**Material to process:**
______________________________
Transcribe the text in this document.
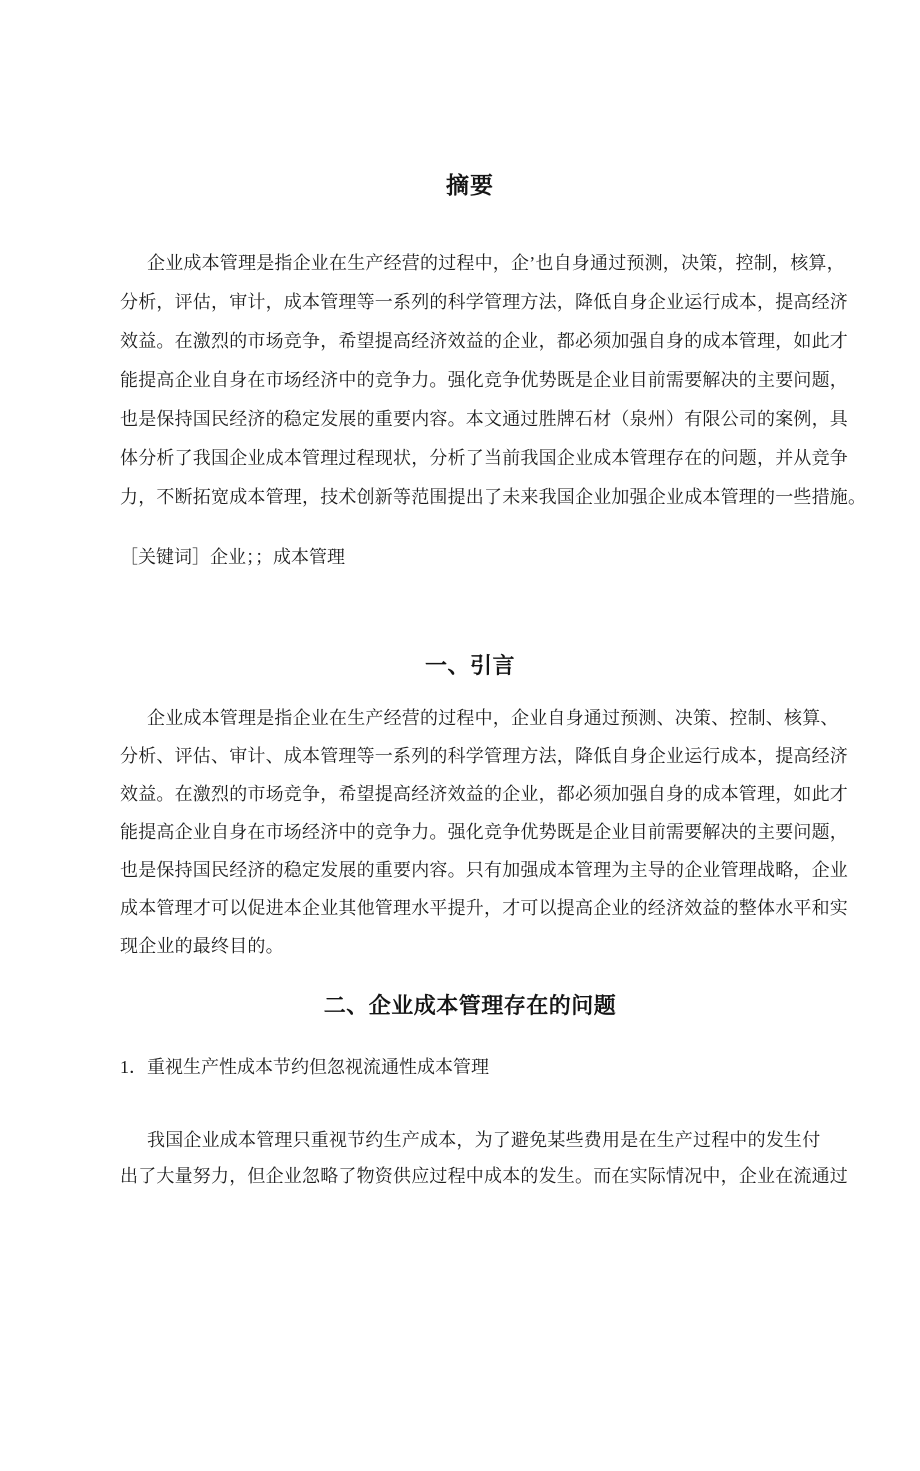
摘要
企业成本管理是指企业在生产经营的过程中，企’也自身通过预测，决策，控制，核算，
分析，评估，审计，成本管理等一系列的科学管理方法，降低自身企业运行成本，提高经济
效益。在激烈的市场竞争，希望提高经济效益的企业，都必须加强自身的成本管理，如此才
能提高企业自身在市场经济中的竞争力。强化竞争优势既是企业目前需要解决的主要问题，
也是保持国民经济的稳定发展的重要内容。本文通过胜牌石材（泉州）有限公司的案例，具
体分析了我国企业成本管理过程现状，分析了当前我国企业成本管理存在的问题，并从竞争
力，不断拓宽成本管理，技术创新等范围提出了未来我国企业加强企业成本管理的一些措施。
［关键词］企业；；成本管理
一、引言
企业成本管理是指企业在生产经营的过程中，企业自身通过预测、决策、控制、核算、
分析、评估、审计、成本管理等一系列的科学管理方法，降低自身企业运行成本，提高经济
效益。在激烈的市场竞争，希望提高经济效益的企业，都必须加强自身的成本管理，如此才
能提高企业自身在市场经济中的竞争力。强化竞争优势既是企业目前需要解决的主要问题，
也是保持国民经济的稳定发展的重要内容。只有加强成本管理为主导的企业管理战略，企业
成本管理才可以促进本企业其他管理水平提升，才可以提高企业的经济效益的整体水平和实
现企业的最终目的。
二、企业成本管理存在的问题
1．重视生产性成本节约但忽视流通性成本管理
我国企业成本管理只重视节约生产成本，为了避免某些费用是在生产过程中的发生付
出了大量努力，但企业忽略了物资供应过程中成本的发生。而在实际情况中，企业在流通过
______________________________
Using the listing above, show each line holding the string "降低自身企业运行成本".

分析，评估，审计，成本管理等一系列的科学管理方法，降低自身企业运行成本，提高经济
分析、评估、审计、成本管理等一系列的科学管理方法，降低自身企业运行成本，提高经济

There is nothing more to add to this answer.